>>>>

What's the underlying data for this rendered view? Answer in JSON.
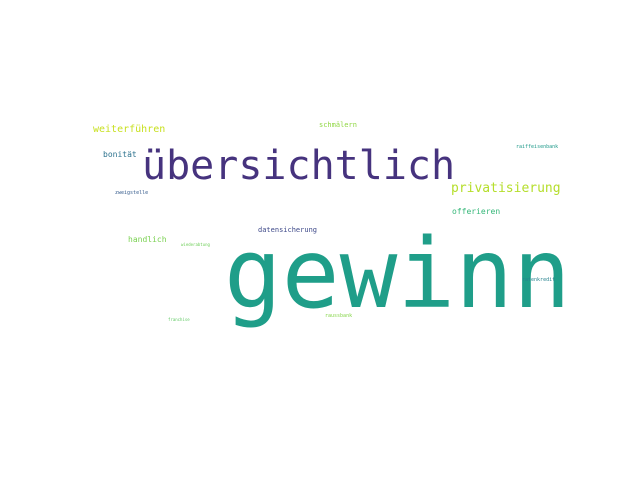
{
  "wordcloud": {
    "words": [
      {
        "text": "gewinn",
        "color": "#1f9e89"
      },
      {
        "text": "übersichtlich",
        "color": "#46337e"
      },
      {
        "text": "privatisierung",
        "color": "#b5de2b"
      },
      {
        "text": "weiterführen",
        "color": "#c8e020"
      },
      {
        "text": "schmälern",
        "color": "#90d743"
      },
      {
        "text": "raiffeisenbank",
        "color": "#1f9a8a"
      },
      {
        "text": "bonität",
        "color": "#2c728e"
      },
      {
        "text": "zweigstelle",
        "color": "#365c8d"
      },
      {
        "text": "offerieren",
        "color": "#35b779"
      },
      {
        "text": "datensicherung",
        "color": "#3e4989"
      },
      {
        "text": "handlich",
        "color": "#7ad151"
      },
      {
        "text": "wiederabtung",
        "color": "#6ece58"
      },
      {
        "text": "ratenkredit",
        "color": "#26828e"
      },
      {
        "text": "raussbank",
        "color": "#86d549"
      },
      {
        "text": "franchise",
        "color": "#5ec962"
      }
    ]
  }
}
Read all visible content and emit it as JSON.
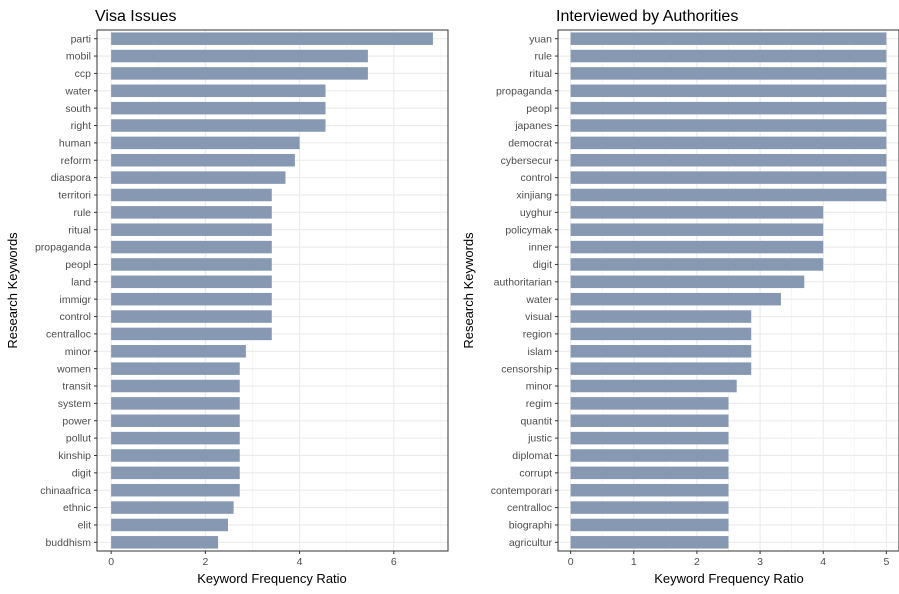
{
  "chart_data": [
    {
      "type": "bar",
      "orientation": "horizontal",
      "title": "Visa Issues",
      "xlabel": "Keyword Frequency Ratio",
      "ylabel": "Research Keywords",
      "xlim": [
        -0.3,
        7.15
      ],
      "xticks": [
        0,
        2,
        4,
        6
      ],
      "grid": true,
      "bar_color": "#8596b1",
      "categories": [
        "parti",
        "mobil",
        "ccp",
        "water",
        "south",
        "right",
        "human",
        "reform",
        "diaspora",
        "territori",
        "rule",
        "ritual",
        "propaganda",
        "peopl",
        "land",
        "immigr",
        "control",
        "centralloc",
        "minor",
        "women",
        "transit",
        "system",
        "power",
        "pollut",
        "kinship",
        "digit",
        "chinaafrica",
        "ethnic",
        "elit",
        "buddhism"
      ],
      "values": [
        6.83,
        5.45,
        5.45,
        4.55,
        4.55,
        4.55,
        4.0,
        3.9,
        3.7,
        3.41,
        3.41,
        3.41,
        3.41,
        3.41,
        3.41,
        3.41,
        3.41,
        3.41,
        2.86,
        2.73,
        2.73,
        2.73,
        2.73,
        2.73,
        2.73,
        2.73,
        2.73,
        2.6,
        2.48,
        2.27
      ]
    },
    {
      "type": "bar",
      "orientation": "horizontal",
      "title": "Interviewed by Authorities",
      "xlabel": "Keyword Frequency Ratio",
      "ylabel": "Research Keywords",
      "xlim": [
        -0.2,
        5.2
      ],
      "xticks": [
        0,
        1,
        2,
        3,
        4,
        5
      ],
      "grid": true,
      "bar_color": "#8596b1",
      "categories": [
        "yuan",
        "rule",
        "ritual",
        "propaganda",
        "peopl",
        "japanes",
        "democrat",
        "cybersecur",
        "control",
        "xinjiang",
        "uyghur",
        "policymak",
        "inner",
        "digit",
        "authoritarian",
        "water",
        "visual",
        "region",
        "islam",
        "censorship",
        "minor",
        "regim",
        "quantit",
        "justic",
        "diplomat",
        "corrupt",
        "contemporari",
        "centralloc",
        "biographi",
        "agricultur"
      ],
      "values": [
        5,
        5,
        5,
        5,
        5,
        5,
        5,
        5,
        5,
        5,
        4,
        4,
        4,
        4,
        3.7,
        3.33,
        2.86,
        2.86,
        2.86,
        2.86,
        2.63,
        2.5,
        2.5,
        2.5,
        2.5,
        2.5,
        2.5,
        2.5,
        2.5,
        2.5
      ]
    }
  ]
}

<<<<

**Task goal**
From start to finish, output the listing exactly, but omit its pictures.

**Solution to this exercise**
What's the underlying data for this rendered view? Answer in JSON.
{
  "wordcloud": {
    "words": [
      {
        "text": "gewinn",
        "color": "#1f9e89"
      },
      {
        "text": "übersichtlich",
        "color": "#46337e"
      },
      {
        "text": "privatisierung",
        "color": "#b5de2b"
      },
      {
        "text": "weiterführen",
        "color": "#c8e020"
      },
      {
        "text": "schmälern",
        "color": "#90d743"
      },
      {
        "text": "raiffeisenbank",
        "color": "#1f9a8a"
      },
      {
        "text": "bonität",
        "color": "#2c728e"
      },
      {
        "text": "zweigstelle",
        "color": "#365c8d"
      },
      {
        "text": "offerieren",
        "color": "#35b779"
      },
      {
        "text": "datensicherung",
        "color": "#3e4989"
      },
      {
        "text": "handlich",
        "color": "#7ad151"
      },
      {
        "text": "wiederabtung",
        "color": "#6ece58"
      },
      {
        "text": "ratenkredit",
        "color": "#26828e"
      },
      {
        "text": "raussbank",
        "color": "#86d549"
      },
      {
        "text": "franchise",
        "color": "#5ec962"
      }
    ]
  }
}
Read all visible content and emit it as JSON.
{
  "chart_data": [
    {
      "type": "bar",
      "orientation": "horizontal",
      "title": "Visa Issues",
      "xlabel": "Keyword Frequency Ratio",
      "ylabel": "Research Keywords",
      "xlim": [
        -0.3,
        7.15
      ],
      "xticks": [
        0,
        2,
        4,
        6
      ],
      "grid": true,
      "bar_color": "#8596b1",
      "categories": [
        "parti",
        "mobil",
        "ccp",
        "water",
        "south",
        "right",
        "human",
        "reform",
        "diaspora",
        "territori",
        "rule",
        "ritual",
        "propaganda",
        "peopl",
        "land",
        "immigr",
        "control",
        "centralloc",
        "minor",
        "women",
        "transit",
        "system",
        "power",
        "pollut",
        "kinship",
        "digit",
        "chinaafrica",
        "ethnic",
        "elit",
        "buddhism"
      ],
      "values": [
        6.83,
        5.45,
        5.45,
        4.55,
        4.55,
        4.55,
        4.0,
        3.9,
        3.7,
        3.41,
        3.41,
        3.41,
        3.41,
        3.41,
        3.41,
        3.41,
        3.41,
        3.41,
        2.86,
        2.73,
        2.73,
        2.73,
        2.73,
        2.73,
        2.73,
        2.73,
        2.73,
        2.6,
        2.48,
        2.27
      ]
    },
    {
      "type": "bar",
      "orientation": "horizontal",
      "title": "Interviewed by Authorities",
      "xlabel": "Keyword Frequency Ratio",
      "ylabel": "Research Keywords",
      "xlim": [
        -0.2,
        5.2
      ],
      "xticks": [
        0,
        1,
        2,
        3,
        4,
        5
      ],
      "grid": true,
      "bar_color": "#8596b1",
      "categories": [
        "yuan",
        "rule",
        "ritual",
        "propaganda",
        "peopl",
        "japanes",
        "democrat",
        "cybersecur",
        "control",
        "xinjiang",
        "uyghur",
        "policymak",
        "inner",
        "digit",
        "authoritarian",
        "water",
        "visual",
        "region",
        "islam",
        "censorship",
        "minor",
        "regim",
        "quantit",
        "justic",
        "diplomat",
        "corrupt",
        "contemporari",
        "centralloc",
        "biographi",
        "agricultur"
      ],
      "values": [
        5,
        5,
        5,
        5,
        5,
        5,
        5,
        5,
        5,
        5,
        4,
        4,
        4,
        4,
        3.7,
        3.33,
        2.86,
        2.86,
        2.86,
        2.86,
        2.63,
        2.5,
        2.5,
        2.5,
        2.5,
        2.5,
        2.5,
        2.5,
        2.5,
        2.5
      ]
    }
  ]
}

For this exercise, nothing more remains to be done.